Listed records:
START

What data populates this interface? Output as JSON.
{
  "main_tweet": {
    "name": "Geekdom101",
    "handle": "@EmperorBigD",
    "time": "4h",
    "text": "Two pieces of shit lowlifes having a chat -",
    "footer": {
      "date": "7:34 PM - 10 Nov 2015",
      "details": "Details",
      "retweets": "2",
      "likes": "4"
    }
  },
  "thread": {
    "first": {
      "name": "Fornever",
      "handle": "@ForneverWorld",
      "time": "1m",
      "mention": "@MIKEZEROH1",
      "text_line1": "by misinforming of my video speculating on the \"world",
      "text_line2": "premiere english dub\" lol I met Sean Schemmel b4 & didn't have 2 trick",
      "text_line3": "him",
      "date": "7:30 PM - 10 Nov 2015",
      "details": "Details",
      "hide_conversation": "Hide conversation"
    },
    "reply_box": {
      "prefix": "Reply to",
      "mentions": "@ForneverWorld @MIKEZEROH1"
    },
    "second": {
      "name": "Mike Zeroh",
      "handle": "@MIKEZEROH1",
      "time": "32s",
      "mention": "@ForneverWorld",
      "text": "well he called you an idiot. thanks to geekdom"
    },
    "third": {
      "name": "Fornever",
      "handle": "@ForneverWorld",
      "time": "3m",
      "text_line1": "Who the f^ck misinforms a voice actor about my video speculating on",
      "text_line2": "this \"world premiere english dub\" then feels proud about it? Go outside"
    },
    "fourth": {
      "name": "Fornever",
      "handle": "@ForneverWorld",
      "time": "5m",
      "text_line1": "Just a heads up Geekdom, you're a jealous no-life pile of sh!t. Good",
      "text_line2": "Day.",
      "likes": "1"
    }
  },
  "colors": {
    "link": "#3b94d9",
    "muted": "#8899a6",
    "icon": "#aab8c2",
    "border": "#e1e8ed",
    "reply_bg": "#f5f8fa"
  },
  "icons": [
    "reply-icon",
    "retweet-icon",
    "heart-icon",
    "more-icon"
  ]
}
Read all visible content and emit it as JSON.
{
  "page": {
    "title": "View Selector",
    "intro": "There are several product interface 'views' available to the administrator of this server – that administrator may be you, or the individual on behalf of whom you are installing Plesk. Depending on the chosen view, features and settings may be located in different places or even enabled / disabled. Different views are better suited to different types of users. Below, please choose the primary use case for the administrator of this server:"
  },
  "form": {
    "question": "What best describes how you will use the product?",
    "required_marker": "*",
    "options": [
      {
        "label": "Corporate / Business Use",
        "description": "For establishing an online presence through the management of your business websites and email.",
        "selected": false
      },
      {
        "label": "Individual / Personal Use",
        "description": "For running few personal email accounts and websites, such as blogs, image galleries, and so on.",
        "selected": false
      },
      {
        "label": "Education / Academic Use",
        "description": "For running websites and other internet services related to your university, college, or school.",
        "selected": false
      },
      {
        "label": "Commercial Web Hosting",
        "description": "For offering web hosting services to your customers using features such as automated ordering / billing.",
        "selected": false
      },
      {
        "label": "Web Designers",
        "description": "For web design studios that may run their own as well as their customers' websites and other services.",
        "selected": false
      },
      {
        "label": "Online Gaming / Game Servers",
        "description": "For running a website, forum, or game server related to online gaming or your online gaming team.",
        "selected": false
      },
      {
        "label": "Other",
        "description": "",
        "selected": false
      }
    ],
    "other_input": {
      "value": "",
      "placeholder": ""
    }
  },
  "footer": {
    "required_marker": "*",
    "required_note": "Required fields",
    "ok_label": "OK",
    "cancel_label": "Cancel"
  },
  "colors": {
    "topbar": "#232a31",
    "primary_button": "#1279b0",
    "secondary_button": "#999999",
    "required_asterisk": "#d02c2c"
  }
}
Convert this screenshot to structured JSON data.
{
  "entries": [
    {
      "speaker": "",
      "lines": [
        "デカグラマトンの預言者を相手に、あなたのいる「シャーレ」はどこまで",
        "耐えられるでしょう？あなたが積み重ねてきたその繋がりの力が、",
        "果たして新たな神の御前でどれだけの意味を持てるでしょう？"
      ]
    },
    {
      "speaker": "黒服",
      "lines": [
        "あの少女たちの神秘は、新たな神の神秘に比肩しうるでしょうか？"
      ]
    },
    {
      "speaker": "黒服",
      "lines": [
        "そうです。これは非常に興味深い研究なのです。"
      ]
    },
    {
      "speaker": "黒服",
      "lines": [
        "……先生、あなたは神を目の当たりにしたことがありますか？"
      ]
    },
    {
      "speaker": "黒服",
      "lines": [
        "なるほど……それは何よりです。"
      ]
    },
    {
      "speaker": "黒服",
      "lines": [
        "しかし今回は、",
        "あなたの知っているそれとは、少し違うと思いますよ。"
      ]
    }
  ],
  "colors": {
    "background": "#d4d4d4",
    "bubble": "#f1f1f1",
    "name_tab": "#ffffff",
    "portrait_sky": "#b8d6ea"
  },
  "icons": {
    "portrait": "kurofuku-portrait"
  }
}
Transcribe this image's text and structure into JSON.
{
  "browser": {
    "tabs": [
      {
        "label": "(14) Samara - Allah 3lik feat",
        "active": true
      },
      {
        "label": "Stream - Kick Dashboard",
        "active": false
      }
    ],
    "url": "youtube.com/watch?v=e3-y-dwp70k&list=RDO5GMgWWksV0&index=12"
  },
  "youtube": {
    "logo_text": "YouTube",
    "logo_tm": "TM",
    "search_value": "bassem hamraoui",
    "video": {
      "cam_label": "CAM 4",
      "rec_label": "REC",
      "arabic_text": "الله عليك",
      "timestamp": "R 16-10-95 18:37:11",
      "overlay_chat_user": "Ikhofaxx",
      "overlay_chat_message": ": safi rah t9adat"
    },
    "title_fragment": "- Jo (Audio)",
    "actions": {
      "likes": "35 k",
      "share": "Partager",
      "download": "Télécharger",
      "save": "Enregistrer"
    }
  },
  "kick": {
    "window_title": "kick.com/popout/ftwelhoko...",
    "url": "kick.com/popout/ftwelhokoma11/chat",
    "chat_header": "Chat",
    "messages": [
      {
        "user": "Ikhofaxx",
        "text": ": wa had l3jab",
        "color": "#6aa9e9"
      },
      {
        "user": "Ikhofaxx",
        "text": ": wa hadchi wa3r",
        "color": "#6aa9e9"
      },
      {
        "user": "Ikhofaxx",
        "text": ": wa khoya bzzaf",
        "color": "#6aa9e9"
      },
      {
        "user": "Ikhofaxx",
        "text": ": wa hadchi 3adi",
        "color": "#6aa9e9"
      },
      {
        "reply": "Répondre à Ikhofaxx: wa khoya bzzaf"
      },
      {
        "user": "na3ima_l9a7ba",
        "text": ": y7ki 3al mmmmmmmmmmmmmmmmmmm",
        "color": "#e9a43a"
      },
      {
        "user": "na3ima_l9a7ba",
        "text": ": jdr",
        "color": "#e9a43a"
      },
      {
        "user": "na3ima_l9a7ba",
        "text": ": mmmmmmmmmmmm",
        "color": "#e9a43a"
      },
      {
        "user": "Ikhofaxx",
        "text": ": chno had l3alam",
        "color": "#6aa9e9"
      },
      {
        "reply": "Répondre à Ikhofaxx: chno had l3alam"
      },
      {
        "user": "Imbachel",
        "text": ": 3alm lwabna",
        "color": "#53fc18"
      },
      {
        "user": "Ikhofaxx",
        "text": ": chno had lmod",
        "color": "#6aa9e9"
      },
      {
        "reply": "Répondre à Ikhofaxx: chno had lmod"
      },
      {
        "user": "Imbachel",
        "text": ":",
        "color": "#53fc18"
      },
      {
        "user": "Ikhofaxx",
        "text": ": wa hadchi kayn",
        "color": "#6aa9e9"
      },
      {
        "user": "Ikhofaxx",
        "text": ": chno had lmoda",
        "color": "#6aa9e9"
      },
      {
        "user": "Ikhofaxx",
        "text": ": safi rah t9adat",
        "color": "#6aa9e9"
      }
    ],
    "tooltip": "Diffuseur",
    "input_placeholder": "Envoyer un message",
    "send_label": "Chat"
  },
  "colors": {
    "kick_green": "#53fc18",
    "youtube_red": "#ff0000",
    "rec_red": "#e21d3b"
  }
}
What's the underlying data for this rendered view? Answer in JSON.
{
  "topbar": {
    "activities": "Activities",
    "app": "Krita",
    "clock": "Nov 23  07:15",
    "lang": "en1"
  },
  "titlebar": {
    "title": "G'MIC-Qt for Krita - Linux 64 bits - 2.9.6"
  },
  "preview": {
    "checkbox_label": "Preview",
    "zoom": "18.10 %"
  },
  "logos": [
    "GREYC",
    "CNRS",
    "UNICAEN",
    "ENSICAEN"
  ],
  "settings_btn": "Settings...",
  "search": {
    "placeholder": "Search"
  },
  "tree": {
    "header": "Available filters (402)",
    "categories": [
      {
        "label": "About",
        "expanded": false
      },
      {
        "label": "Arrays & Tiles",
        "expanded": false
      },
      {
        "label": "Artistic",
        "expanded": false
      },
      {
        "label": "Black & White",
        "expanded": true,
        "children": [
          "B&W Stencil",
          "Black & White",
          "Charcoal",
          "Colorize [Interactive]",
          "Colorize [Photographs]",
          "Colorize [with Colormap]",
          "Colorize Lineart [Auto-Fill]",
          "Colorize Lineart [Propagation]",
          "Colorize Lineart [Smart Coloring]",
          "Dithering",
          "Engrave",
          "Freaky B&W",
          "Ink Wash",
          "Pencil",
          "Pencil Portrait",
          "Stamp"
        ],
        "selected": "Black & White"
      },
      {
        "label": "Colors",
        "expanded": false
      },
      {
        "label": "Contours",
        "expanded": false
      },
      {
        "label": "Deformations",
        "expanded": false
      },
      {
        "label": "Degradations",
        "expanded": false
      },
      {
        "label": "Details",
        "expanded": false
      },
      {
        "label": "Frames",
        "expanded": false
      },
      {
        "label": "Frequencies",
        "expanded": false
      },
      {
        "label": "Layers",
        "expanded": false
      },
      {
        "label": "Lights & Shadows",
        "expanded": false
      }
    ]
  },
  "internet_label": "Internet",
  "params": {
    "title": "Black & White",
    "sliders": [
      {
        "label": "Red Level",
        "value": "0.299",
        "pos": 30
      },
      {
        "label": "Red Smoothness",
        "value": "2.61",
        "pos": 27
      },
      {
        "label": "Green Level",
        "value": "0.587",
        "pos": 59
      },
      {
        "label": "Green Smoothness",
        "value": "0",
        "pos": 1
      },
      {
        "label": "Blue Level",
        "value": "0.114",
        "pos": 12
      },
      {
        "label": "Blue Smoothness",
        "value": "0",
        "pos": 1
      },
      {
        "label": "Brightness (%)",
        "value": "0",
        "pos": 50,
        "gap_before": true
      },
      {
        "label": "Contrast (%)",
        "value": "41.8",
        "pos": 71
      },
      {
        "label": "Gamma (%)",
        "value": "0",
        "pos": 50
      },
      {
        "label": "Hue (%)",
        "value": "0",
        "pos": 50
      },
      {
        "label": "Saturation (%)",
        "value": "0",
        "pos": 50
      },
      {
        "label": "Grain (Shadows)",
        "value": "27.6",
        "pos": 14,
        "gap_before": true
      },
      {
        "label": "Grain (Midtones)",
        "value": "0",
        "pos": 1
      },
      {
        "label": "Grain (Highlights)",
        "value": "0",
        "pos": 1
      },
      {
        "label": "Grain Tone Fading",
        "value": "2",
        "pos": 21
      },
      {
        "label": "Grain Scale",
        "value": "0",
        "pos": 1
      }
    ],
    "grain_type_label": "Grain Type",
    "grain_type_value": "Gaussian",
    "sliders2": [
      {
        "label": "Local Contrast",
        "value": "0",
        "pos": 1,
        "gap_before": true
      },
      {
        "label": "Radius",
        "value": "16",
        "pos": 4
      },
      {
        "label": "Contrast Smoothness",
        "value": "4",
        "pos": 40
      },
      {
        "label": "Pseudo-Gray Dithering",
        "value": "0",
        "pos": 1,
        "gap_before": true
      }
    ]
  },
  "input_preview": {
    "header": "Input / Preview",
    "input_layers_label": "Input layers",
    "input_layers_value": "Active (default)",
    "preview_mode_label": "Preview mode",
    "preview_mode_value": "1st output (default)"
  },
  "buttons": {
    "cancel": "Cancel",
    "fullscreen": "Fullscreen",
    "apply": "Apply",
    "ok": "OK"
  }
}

END

Task statement: Search the data for the string "running". List each line that has it.

Reply to the task:
        "description": "For running few personal email accounts and websites, such as blogs, image galleries, and so on.",
        "description": "For running websites and other internet services related to your university, college, or school.",
        "description": "For running a website, forum, or game server related to online gaming or your online gaming team.",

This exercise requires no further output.